START Provided records

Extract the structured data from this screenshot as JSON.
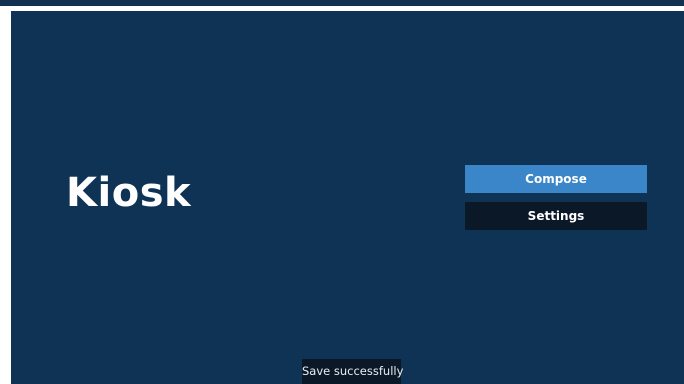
{
  "app": {
    "title": "Kiosk"
  },
  "menu": {
    "compose_label": "Compose",
    "settings_label": "Settings"
  },
  "toast": {
    "message": "Save successfully"
  },
  "colors": {
    "background": "#0f3355",
    "selected_button": "#3a86c9",
    "button": "#0b1828",
    "text": "#ffffff"
  }
}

END Provided records

Every entry above should be duplicated exactly. Do not include the images.

Answer for this exercise:
Extract the structured data from this screenshot as JSON.
{
  "app": {
    "title": "Kiosk"
  },
  "menu": {
    "compose_label": "Compose",
    "settings_label": "Settings"
  },
  "toast": {
    "message": "Save successfully"
  },
  "colors": {
    "background": "#0f3355",
    "selected_button": "#3a86c9",
    "button": "#0b1828",
    "text": "#ffffff"
  }
}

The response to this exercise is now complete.